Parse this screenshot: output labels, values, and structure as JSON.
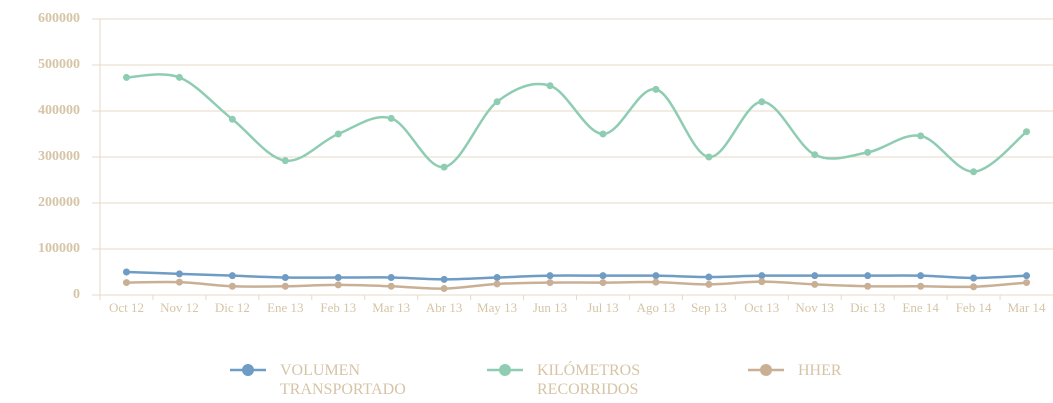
{
  "chart_data": {
    "type": "line",
    "categories": [
      "Oct 12",
      "Nov 12",
      "Dic 12",
      "Ene 13",
      "Feb 13",
      "Mar 13",
      "Abr 13",
      "May 13",
      "Jun 13",
      "Jul 13",
      "Ago 13",
      "Sep 13",
      "Oct 13",
      "Nov 13",
      "Dic 13",
      "Ene 14",
      "Feb 14",
      "Mar 14"
    ],
    "series": [
      {
        "name": "VOLUMEN TRANSPORTADO",
        "color": "#6f9cc4",
        "values": [
          50000,
          46000,
          42000,
          38000,
          38000,
          38000,
          34000,
          38000,
          42000,
          42000,
          42000,
          39000,
          42000,
          42000,
          42000,
          42000,
          37000,
          42000
        ]
      },
      {
        "name": "KILÓMETROS RECORRIDOS",
        "color": "#8fcdb3",
        "values": [
          473000,
          473000,
          382000,
          292000,
          350000,
          384000,
          278000,
          420000,
          455000,
          350000,
          447000,
          300000,
          420000,
          305000,
          310000,
          346000,
          268000,
          355000
        ]
      },
      {
        "name": "HHER",
        "color": "#c9b095",
        "values": [
          27000,
          28000,
          19000,
          19000,
          22000,
          19000,
          14000,
          24000,
          27000,
          27000,
          28000,
          23000,
          29000,
          23000,
          19000,
          19000,
          18000,
          27000
        ]
      }
    ],
    "ylim": [
      0,
      600000
    ],
    "yticks": [
      0,
      100000,
      200000,
      300000,
      400000,
      500000,
      600000
    ],
    "grid": true,
    "legend": "bottom",
    "smooth": true
  }
}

---

**Task description:** Pick out each line in the material containing "color".

**Answer to the exercise:**
        "color": "#6f9cc4",
        "color": "#8fcdb3",
        "color": "#c9b095",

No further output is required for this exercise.